-- What you have to do --
Omit the pictures, then write out every entry exactly as it reads.

-- Entries supplied --
● ● ●
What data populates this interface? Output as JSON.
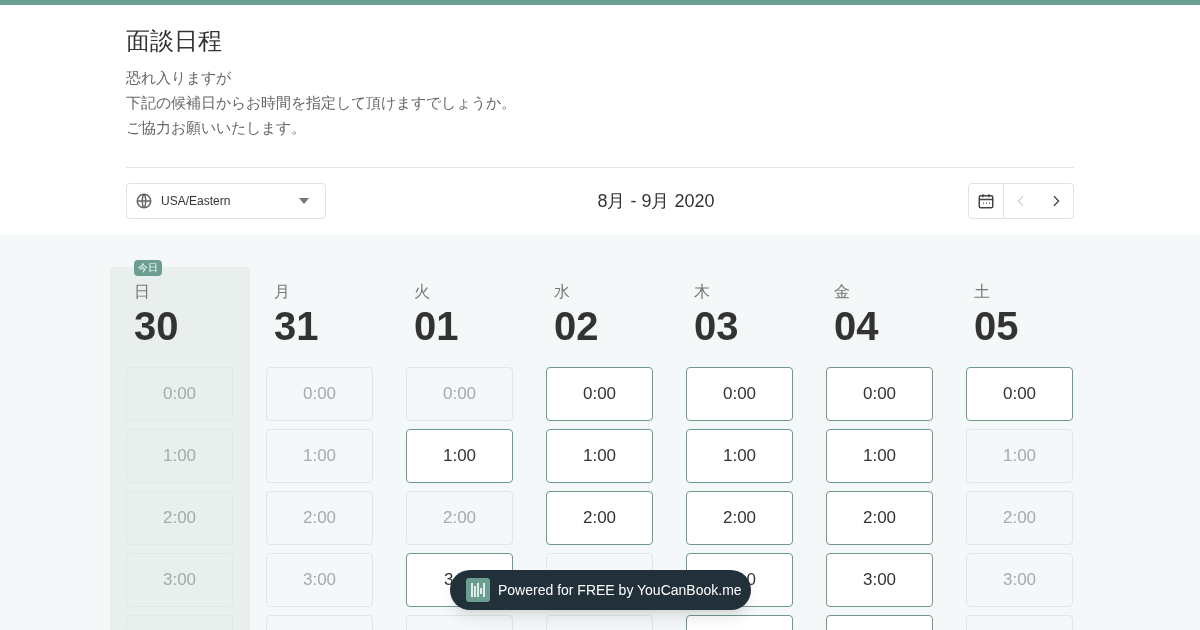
{
  "title": "面談日程",
  "message": [
    "恐れ入りますが",
    "下記の候補日からお時間を指定して頂けますでしょうか。",
    "ご協力お願いいたします。"
  ],
  "timezone": {
    "value": "USA/Eastern"
  },
  "range": "8月 - 9月 2020",
  "nav": [
    {
      "kind": "calendar",
      "disabled": false
    },
    {
      "kind": "prev",
      "disabled": true
    },
    {
      "kind": "next",
      "disabled": false
    }
  ],
  "days": [
    {
      "weekday": "日",
      "date": "30",
      "today": true,
      "badge": "今日",
      "slots": [
        {
          "time": "0:00",
          "available": false
        },
        {
          "time": "1:00",
          "available": false
        },
        {
          "time": "2:00",
          "available": false
        },
        {
          "time": "3:00",
          "available": false
        },
        {
          "available": false
        }
      ]
    },
    {
      "weekday": "月",
      "date": "31",
      "today": false,
      "slots": [
        {
          "time": "0:00",
          "available": false
        },
        {
          "time": "1:00",
          "available": false
        },
        {
          "time": "2:00",
          "available": false
        },
        {
          "time": "3:00",
          "available": false
        },
        {
          "available": false
        }
      ]
    },
    {
      "weekday": "火",
      "date": "01",
      "today": false,
      "slots": [
        {
          "time": "0:00",
          "available": false
        },
        {
          "time": "1:00",
          "available": true
        },
        {
          "time": "2:00",
          "available": false
        },
        {
          "time": "3",
          "available": true,
          "kind": "shows-start"
        },
        {
          "available": false
        }
      ]
    },
    {
      "weekday": "水",
      "date": "02",
      "today": false,
      "slots": [
        {
          "time": "0:00",
          "available": true
        },
        {
          "time": "1:00",
          "available": true
        },
        {
          "time": "2:00",
          "available": true
        },
        {
          "available": false
        },
        {
          "available": false
        }
      ]
    },
    {
      "weekday": "木",
      "date": "03",
      "today": false,
      "slots": [
        {
          "time": "0:00",
          "available": true
        },
        {
          "time": "1:00",
          "available": true
        },
        {
          "time": "2:00",
          "available": true
        },
        {
          "time": "0",
          "available": true,
          "kind": "shows-end"
        },
        {
          "available": true
        }
      ]
    },
    {
      "weekday": "金",
      "date": "04",
      "today": false,
      "slots": [
        {
          "time": "0:00",
          "available": true
        },
        {
          "time": "1:00",
          "available": true
        },
        {
          "time": "2:00",
          "available": true
        },
        {
          "time": "3:00",
          "available": true
        },
        {
          "available": true
        }
      ]
    },
    {
      "weekday": "土",
      "date": "05",
      "today": false,
      "slots": [
        {
          "time": "0:00",
          "available": true
        },
        {
          "time": "1:00",
          "available": false
        },
        {
          "time": "2:00",
          "available": false
        },
        {
          "time": "3:00",
          "available": false
        },
        {
          "available": false
        }
      ]
    }
  ],
  "powered_by": "Powered for FREE by YouCanBook.me"
}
● ● ●
-- Finished exercise --
What data populates this interface? Output as JSON.
{
  "title": "面談日程",
  "message": [
    "恐れ入りますが",
    "下記の候補日からお時間を指定して頂けますでしょうか。",
    "ご協力お願いいたします。"
  ],
  "timezone": {
    "value": "USA/Eastern"
  },
  "range": "8月 - 9月 2020",
  "nav": [
    {
      "kind": "calendar",
      "disabled": false
    },
    {
      "kind": "prev",
      "disabled": true
    },
    {
      "kind": "next",
      "disabled": false
    }
  ],
  "days": [
    {
      "weekday": "日",
      "date": "30",
      "today": true,
      "badge": "今日",
      "slots": [
        {
          "time": "0:00",
          "available": false
        },
        {
          "time": "1:00",
          "available": false
        },
        {
          "time": "2:00",
          "available": false
        },
        {
          "time": "3:00",
          "available": false
        },
        {
          "available": false
        }
      ]
    },
    {
      "weekday": "月",
      "date": "31",
      "today": false,
      "slots": [
        {
          "time": "0:00",
          "available": false
        },
        {
          "time": "1:00",
          "available": false
        },
        {
          "time": "2:00",
          "available": false
        },
        {
          "time": "3:00",
          "available": false
        },
        {
          "available": false
        }
      ]
    },
    {
      "weekday": "火",
      "date": "01",
      "today": false,
      "slots": [
        {
          "time": "0:00",
          "available": false
        },
        {
          "time": "1:00",
          "available": true
        },
        {
          "time": "2:00",
          "available": false
        },
        {
          "time": "3",
          "available": true,
          "kind": "shows-start"
        },
        {
          "available": false
        }
      ]
    },
    {
      "weekday": "水",
      "date": "02",
      "today": false,
      "slots": [
        {
          "time": "0:00",
          "available": true
        },
        {
          "time": "1:00",
          "available": true
        },
        {
          "time": "2:00",
          "available": true
        },
        {
          "available": false
        },
        {
          "available": false
        }
      ]
    },
    {
      "weekday": "木",
      "date": "03",
      "today": false,
      "slots": [
        {
          "time": "0:00",
          "available": true
        },
        {
          "time": "1:00",
          "available": true
        },
        {
          "time": "2:00",
          "available": true
        },
        {
          "time": "0",
          "available": true,
          "kind": "shows-end"
        },
        {
          "available": true
        }
      ]
    },
    {
      "weekday": "金",
      "date": "04",
      "today": false,
      "slots": [
        {
          "time": "0:00",
          "available": true
        },
        {
          "time": "1:00",
          "available": true
        },
        {
          "time": "2:00",
          "available": true
        },
        {
          "time": "3:00",
          "available": true
        },
        {
          "available": true
        }
      ]
    },
    {
      "weekday": "土",
      "date": "05",
      "today": false,
      "slots": [
        {
          "time": "0:00",
          "available": true
        },
        {
          "time": "1:00",
          "available": false
        },
        {
          "time": "2:00",
          "available": false
        },
        {
          "time": "3:00",
          "available": false
        },
        {
          "available": false
        }
      ]
    }
  ],
  "powered_by": "Powered for FREE by YouCanBook.me"
}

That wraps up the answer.